Dataset entries:
****************************************
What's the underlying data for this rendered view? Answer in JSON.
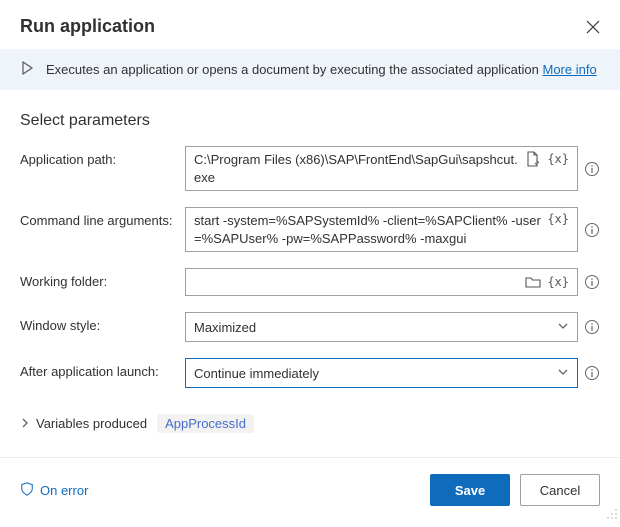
{
  "header": {
    "title": "Run application"
  },
  "infobar": {
    "text": "Executes an application or opens a document by executing the associated application ",
    "more_info": "More info"
  },
  "section_title": "Select parameters",
  "fields": {
    "app_path": {
      "label": "Application path:",
      "value": "C:\\Program Files (x86)\\SAP\\FrontEnd\\SapGui\\sapshcut.exe"
    },
    "cmd_args": {
      "label": "Command line arguments:",
      "value": "start -system=%SAPSystemId% -client=%SAPClient% -user=%SAPUser% -pw=%SAPPassword% -maxgui"
    },
    "working_folder": {
      "label": "Working folder:",
      "value": ""
    },
    "window_style": {
      "label": "Window style:",
      "value": "Maximized"
    },
    "after_launch": {
      "label": "After application launch:",
      "value": "Continue immediately"
    }
  },
  "var_token": "{x}",
  "variables_produced": {
    "label": "Variables produced",
    "badge": "AppProcessId"
  },
  "footer": {
    "on_error": "On error",
    "save": "Save",
    "cancel": "Cancel"
  }
}
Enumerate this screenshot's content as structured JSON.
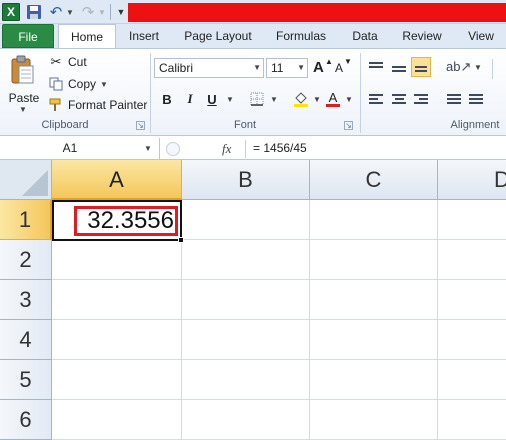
{
  "qat": {
    "app_icon_letter": "X",
    "title_bar_color": "#ee1111"
  },
  "tabs": [
    {
      "label": "File"
    },
    {
      "label": "Home"
    },
    {
      "label": "Insert"
    },
    {
      "label": "Page Layout"
    },
    {
      "label": "Formulas"
    },
    {
      "label": "Data"
    },
    {
      "label": "Review"
    },
    {
      "label": "View"
    }
  ],
  "ribbon": {
    "clipboard": {
      "paste_label": "Paste",
      "cut_label": "Cut",
      "copy_label": "Copy",
      "format_painter_label": "Format Painter",
      "group_label": "Clipboard"
    },
    "font": {
      "font_name": "Calibri",
      "font_size": "11",
      "bold": "B",
      "italic": "I",
      "underline": "U",
      "font_color_letter": "A",
      "grow_letter": "A",
      "shrink_letter": "A",
      "group_label": "Font"
    },
    "alignment": {
      "group_label": "Alignment"
    }
  },
  "formula_bar": {
    "name_box": "A1",
    "fx_label": "fx",
    "formula": "= 1456/45"
  },
  "grid": {
    "columns": [
      "A",
      "B",
      "C",
      "D"
    ],
    "rows": [
      "1",
      "2",
      "3",
      "4",
      "5",
      "6"
    ],
    "selected_cell": "A1",
    "cells": {
      "A1": "32.3556"
    },
    "highlight_color": "#e01b24"
  }
}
****************************************
**INSTRUCTIONS TO FOLLOW:**
Transcribe the whole listing exactly. Pictures stay out of your copy.

**RESULT OF THIS EXERCISE:**
What's the underlying data for this rendered view? Answer in JSON.
{
  "header": {
    "title": "Run application"
  },
  "infobar": {
    "text": "Executes an application or opens a document by executing the associated application ",
    "more_info": "More info"
  },
  "section_title": "Select parameters",
  "fields": {
    "app_path": {
      "label": "Application path:",
      "value": "C:\\Program Files (x86)\\SAP\\FrontEnd\\SapGui\\sapshcut.exe"
    },
    "cmd_args": {
      "label": "Command line arguments:",
      "value": "start -system=%SAPSystemId% -client=%SAPClient% -user=%SAPUser% -pw=%SAPPassword% -maxgui"
    },
    "working_folder": {
      "label": "Working folder:",
      "value": ""
    },
    "window_style": {
      "label": "Window style:",
      "value": "Maximized"
    },
    "after_launch": {
      "label": "After application launch:",
      "value": "Continue immediately"
    }
  },
  "var_token": "{x}",
  "variables_produced": {
    "label": "Variables produced",
    "badge": "AppProcessId"
  },
  "footer": {
    "on_error": "On error",
    "save": "Save",
    "cancel": "Cancel"
  }
}
Enumerate this screenshot's content as structured JSON.
{
  "qat": {
    "app_icon_letter": "X",
    "title_bar_color": "#ee1111"
  },
  "tabs": [
    {
      "label": "File"
    },
    {
      "label": "Home"
    },
    {
      "label": "Insert"
    },
    {
      "label": "Page Layout"
    },
    {
      "label": "Formulas"
    },
    {
      "label": "Data"
    },
    {
      "label": "Review"
    },
    {
      "label": "View"
    }
  ],
  "ribbon": {
    "clipboard": {
      "paste_label": "Paste",
      "cut_label": "Cut",
      "copy_label": "Copy",
      "format_painter_label": "Format Painter",
      "group_label": "Clipboard"
    },
    "font": {
      "font_name": "Calibri",
      "font_size": "11",
      "bold": "B",
      "italic": "I",
      "underline": "U",
      "font_color_letter": "A",
      "grow_letter": "A",
      "shrink_letter": "A",
      "group_label": "Font"
    },
    "alignment": {
      "group_label": "Alignment"
    }
  },
  "formula_bar": {
    "name_box": "A1",
    "fx_label": "fx",
    "formula": "= 1456/45"
  },
  "grid": {
    "columns": [
      "A",
      "B",
      "C",
      "D"
    ],
    "rows": [
      "1",
      "2",
      "3",
      "4",
      "5",
      "6"
    ],
    "selected_cell": "A1",
    "cells": {
      "A1": "32.3556"
    },
    "highlight_color": "#e01b24"
  }
}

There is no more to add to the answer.